• Aim: The records that follow should be retyped word for word.

• Data for this task:
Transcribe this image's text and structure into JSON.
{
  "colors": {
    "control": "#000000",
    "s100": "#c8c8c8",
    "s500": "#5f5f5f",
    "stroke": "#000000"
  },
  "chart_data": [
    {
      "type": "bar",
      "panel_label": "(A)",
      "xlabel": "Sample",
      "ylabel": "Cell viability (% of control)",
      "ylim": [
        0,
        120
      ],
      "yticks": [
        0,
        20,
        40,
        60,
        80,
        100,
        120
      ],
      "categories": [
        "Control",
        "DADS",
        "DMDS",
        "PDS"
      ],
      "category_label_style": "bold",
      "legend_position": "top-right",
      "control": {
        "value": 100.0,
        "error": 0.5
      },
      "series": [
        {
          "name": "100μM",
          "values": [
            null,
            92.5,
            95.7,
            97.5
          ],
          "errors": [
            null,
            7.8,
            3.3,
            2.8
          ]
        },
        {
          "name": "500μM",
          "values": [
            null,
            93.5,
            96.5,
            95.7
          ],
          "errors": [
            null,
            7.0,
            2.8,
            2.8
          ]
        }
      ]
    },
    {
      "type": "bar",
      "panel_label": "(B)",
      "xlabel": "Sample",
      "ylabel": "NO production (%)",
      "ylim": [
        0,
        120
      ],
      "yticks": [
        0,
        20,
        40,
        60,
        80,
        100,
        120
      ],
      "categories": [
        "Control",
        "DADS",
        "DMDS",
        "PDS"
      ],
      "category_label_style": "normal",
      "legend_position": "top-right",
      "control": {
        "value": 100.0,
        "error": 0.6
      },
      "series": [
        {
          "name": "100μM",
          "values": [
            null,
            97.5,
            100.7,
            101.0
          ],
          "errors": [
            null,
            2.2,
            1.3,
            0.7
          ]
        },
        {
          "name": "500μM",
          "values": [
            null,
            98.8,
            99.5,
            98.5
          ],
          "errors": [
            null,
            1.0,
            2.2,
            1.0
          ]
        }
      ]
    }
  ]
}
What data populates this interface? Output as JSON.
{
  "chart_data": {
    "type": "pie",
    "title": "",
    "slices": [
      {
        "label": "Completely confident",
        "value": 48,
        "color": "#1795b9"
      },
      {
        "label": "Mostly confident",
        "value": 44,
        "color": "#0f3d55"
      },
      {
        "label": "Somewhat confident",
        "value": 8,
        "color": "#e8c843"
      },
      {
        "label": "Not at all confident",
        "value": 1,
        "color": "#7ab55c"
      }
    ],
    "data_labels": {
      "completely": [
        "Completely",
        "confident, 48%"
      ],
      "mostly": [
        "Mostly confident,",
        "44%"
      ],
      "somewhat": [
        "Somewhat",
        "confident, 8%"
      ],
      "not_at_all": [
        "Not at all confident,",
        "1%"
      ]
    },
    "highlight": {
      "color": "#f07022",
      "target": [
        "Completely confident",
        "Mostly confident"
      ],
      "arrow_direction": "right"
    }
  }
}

• Result of this task:
Transcribe this image's text and structure into JSON.
{
  "colors": {
    "control": "#000000",
    "s100": "#c8c8c8",
    "s500": "#5f5f5f",
    "stroke": "#000000"
  },
  "chart_data": [
    {
      "type": "bar",
      "panel_label": "(A)",
      "xlabel": "Sample",
      "ylabel": "Cell viability (% of control)",
      "ylim": [
        0,
        120
      ],
      "yticks": [
        0,
        20,
        40,
        60,
        80,
        100,
        120
      ],
      "categories": [
        "Control",
        "DADS",
        "DMDS",
        "PDS"
      ],
      "category_label_style": "bold",
      "legend_position": "top-right",
      "control": {
        "value": 100.0,
        "error": 0.5
      },
      "series": [
        {
          "name": "100μM",
          "values": [
            null,
            92.5,
            95.7,
            97.5
          ],
          "errors": [
            null,
            7.8,
            3.3,
            2.8
          ]
        },
        {
          "name": "500μM",
          "values": [
            null,
            93.5,
            96.5,
            95.7
          ],
          "errors": [
            null,
            7.0,
            2.8,
            2.8
          ]
        }
      ]
    },
    {
      "type": "bar",
      "panel_label": "(B)",
      "xlabel": "Sample",
      "ylabel": "NO production (%)",
      "ylim": [
        0,
        120
      ],
      "yticks": [
        0,
        20,
        40,
        60,
        80,
        100,
        120
      ],
      "categories": [
        "Control",
        "DADS",
        "DMDS",
        "PDS"
      ],
      "category_label_style": "normal",
      "legend_position": "top-right",
      "control": {
        "value": 100.0,
        "error": 0.6
      },
      "series": [
        {
          "name": "100μM",
          "values": [
            null,
            97.5,
            100.7,
            101.0
          ],
          "errors": [
            null,
            2.2,
            1.3,
            0.7
          ]
        },
        {
          "name": "500μM",
          "values": [
            null,
            98.8,
            99.5,
            98.5
          ],
          "errors": [
            null,
            1.0,
            2.2,
            1.0
          ]
        }
      ]
    }
  ]
}
What data populates this interface? Output as JSON.
{
  "chart_data": {
    "type": "pie",
    "title": "",
    "slices": [
      {
        "label": "Completely confident",
        "value": 48,
        "color": "#1795b9"
      },
      {
        "label": "Mostly confident",
        "value": 44,
        "color": "#0f3d55"
      },
      {
        "label": "Somewhat confident",
        "value": 8,
        "color": "#e8c843"
      },
      {
        "label": "Not at all confident",
        "value": 1,
        "color": "#7ab55c"
      }
    ],
    "data_labels": {
      "completely": [
        "Completely",
        "confident, 48%"
      ],
      "mostly": [
        "Mostly confident,",
        "44%"
      ],
      "somewhat": [
        "Somewhat",
        "confident, 8%"
      ],
      "not_at_all": [
        "Not at all confident,",
        "1%"
      ]
    },
    "highlight": {
      "color": "#f07022",
      "target": [
        "Completely confident",
        "Mostly confident"
      ],
      "arrow_direction": "right"
    }
  }
}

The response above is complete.